## [EXERCISE BRIEF]
Retype the material word for word.

## [STORED DATA]
┌──

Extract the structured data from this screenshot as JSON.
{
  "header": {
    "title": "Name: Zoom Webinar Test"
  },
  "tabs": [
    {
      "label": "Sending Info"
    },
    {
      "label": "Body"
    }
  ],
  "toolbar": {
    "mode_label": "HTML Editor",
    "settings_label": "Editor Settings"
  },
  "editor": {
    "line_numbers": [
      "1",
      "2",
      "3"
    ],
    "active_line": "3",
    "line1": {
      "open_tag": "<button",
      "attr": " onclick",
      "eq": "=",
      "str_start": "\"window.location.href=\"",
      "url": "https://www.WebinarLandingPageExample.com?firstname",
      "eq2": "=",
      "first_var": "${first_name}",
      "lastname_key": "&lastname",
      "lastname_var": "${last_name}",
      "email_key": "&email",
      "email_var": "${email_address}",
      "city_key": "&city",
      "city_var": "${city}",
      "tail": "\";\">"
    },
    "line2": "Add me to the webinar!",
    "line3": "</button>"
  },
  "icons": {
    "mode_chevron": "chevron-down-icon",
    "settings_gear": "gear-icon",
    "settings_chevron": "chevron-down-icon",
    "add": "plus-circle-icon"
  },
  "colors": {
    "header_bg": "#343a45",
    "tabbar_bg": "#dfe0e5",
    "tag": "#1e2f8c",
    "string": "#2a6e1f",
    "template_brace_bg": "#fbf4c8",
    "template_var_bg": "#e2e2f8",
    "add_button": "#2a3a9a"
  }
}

└──

## [RESPONSE TO THIS EXERCISE]
Extract the structured data from this screenshot as JSON.
{
  "header": {
    "title": "Name: Zoom Webinar Test"
  },
  "tabs": [
    {
      "label": "Sending Info"
    },
    {
      "label": "Body"
    }
  ],
  "toolbar": {
    "mode_label": "HTML Editor",
    "settings_label": "Editor Settings"
  },
  "editor": {
    "line_numbers": [
      "1",
      "2",
      "3"
    ],
    "active_line": "3",
    "line1": {
      "open_tag": "<button",
      "attr": " onclick",
      "eq": "=",
      "str_start": "\"window.location.href=\"",
      "url": "https://www.WebinarLandingPageExample.com?firstname",
      "eq2": "=",
      "first_var": "${first_name}",
      "lastname_key": "&lastname",
      "lastname_var": "${last_name}",
      "email_key": "&email",
      "email_var": "${email_address}",
      "city_key": "&city",
      "city_var": "${city}",
      "tail": "\";\">"
    },
    "line2": "Add me to the webinar!",
    "line3": "</button>"
  },
  "icons": {
    "mode_chevron": "chevron-down-icon",
    "settings_gear": "gear-icon",
    "settings_chevron": "chevron-down-icon",
    "add": "plus-circle-icon"
  },
  "colors": {
    "header_bg": "#343a45",
    "tabbar_bg": "#dfe0e5",
    "tag": "#1e2f8c",
    "string": "#2a6e1f",
    "template_brace_bg": "#fbf4c8",
    "template_var_bg": "#e2e2f8",
    "add_button": "#2a3a9a"
  }
}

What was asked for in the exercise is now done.